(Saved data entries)
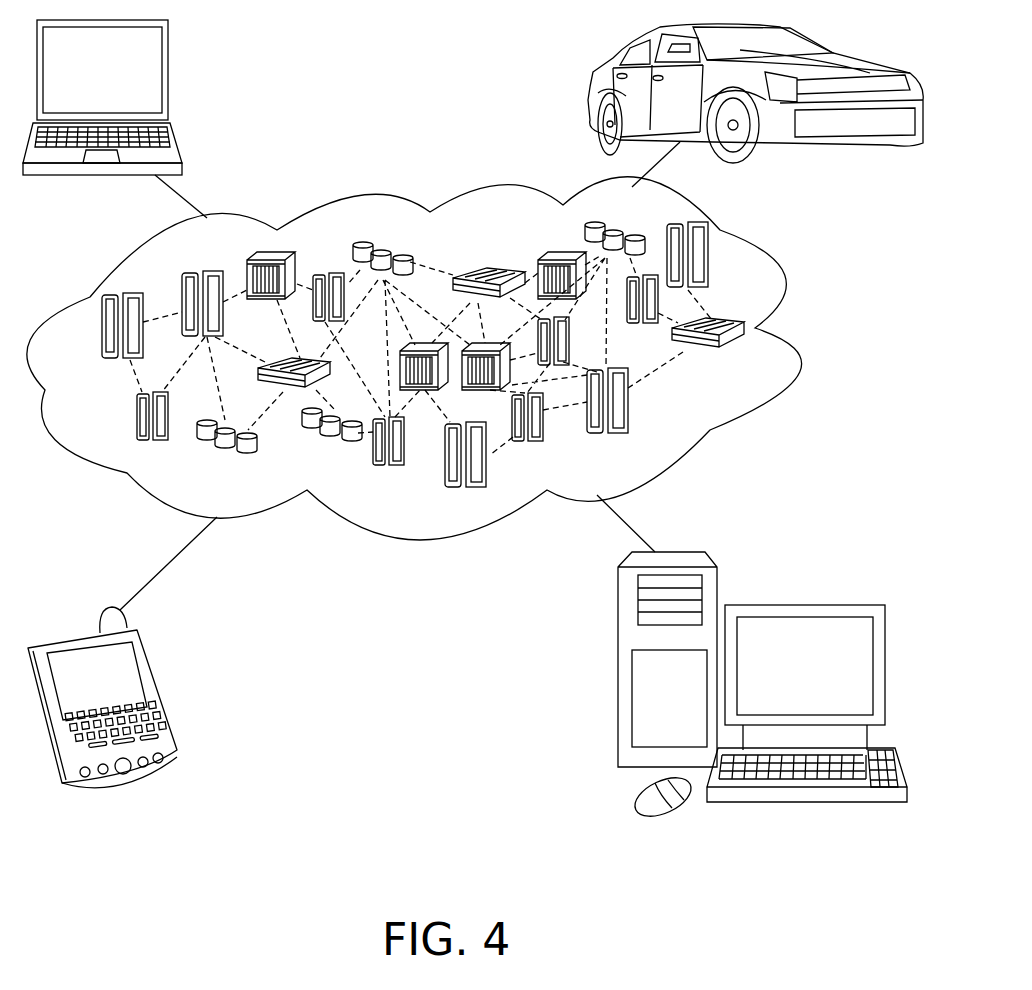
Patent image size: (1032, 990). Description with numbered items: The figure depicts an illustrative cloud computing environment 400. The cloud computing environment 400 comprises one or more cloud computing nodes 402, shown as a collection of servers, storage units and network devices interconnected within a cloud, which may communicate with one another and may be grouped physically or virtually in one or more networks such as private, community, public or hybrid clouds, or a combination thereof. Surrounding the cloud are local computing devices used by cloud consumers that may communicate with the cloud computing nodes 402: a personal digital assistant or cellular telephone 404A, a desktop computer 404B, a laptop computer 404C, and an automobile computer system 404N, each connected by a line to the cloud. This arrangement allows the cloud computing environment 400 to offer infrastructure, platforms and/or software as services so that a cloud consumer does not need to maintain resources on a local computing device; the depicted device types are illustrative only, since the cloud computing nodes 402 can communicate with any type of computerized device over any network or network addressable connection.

The cloud computing environment 400 is at (447, 358).
The cloud computing nodes 402 is at (752, 366).
The personal digital assistant (PDA) or cellular telephone 404A is at (148, 665).
The desktop computer 404B is at (790, 603).
The laptop computer 404C is at (168, 58).
The automobile computer system 404N is at (595, 94).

Given problem ->
Could you output, word for word, every line from the beginning of the image region listings through the line that contains "The laptop computer 404C is at (168, 58).", leaving any pictures out of your answer?

Solution to this problem ->
Patent image size: (1032, 990). Description with numbered items: The figure depicts an illustrative cloud computing environment 400. The cloud computing environment 400 comprises one or more cloud computing nodes 402, shown as a collection of servers, storage units and network devices interconnected within a cloud, which may communicate with one another and may be grouped physically or virtually in one or more networks such as private, community, public or hybrid clouds, or a combination thereof. Surrounding the cloud are local computing devices used by cloud consumers that may communicate with the cloud computing nodes 402: a personal digital assistant or cellular telephone 404A, a desktop computer 404B, a laptop computer 404C, and an automobile computer system 404N, each connected by a line to the cloud. This arrangement allows the cloud computing environment 400 to offer infrastructure, platforms and/or software as services so that a cloud consumer does not need to maintain resources on a local computing device; the depicted device types are illustrative only, since the cloud computing nodes 402 can communicate with any type of computerized device over any network or network addressable connection.

The cloud computing environment 400 is at (447, 358).
The cloud computing nodes 402 is at (752, 366).
The personal digital assistant (PDA) or cellular telephone 404A is at (148, 665).
The desktop computer 404B is at (790, 603).
The laptop computer 404C is at (168, 58).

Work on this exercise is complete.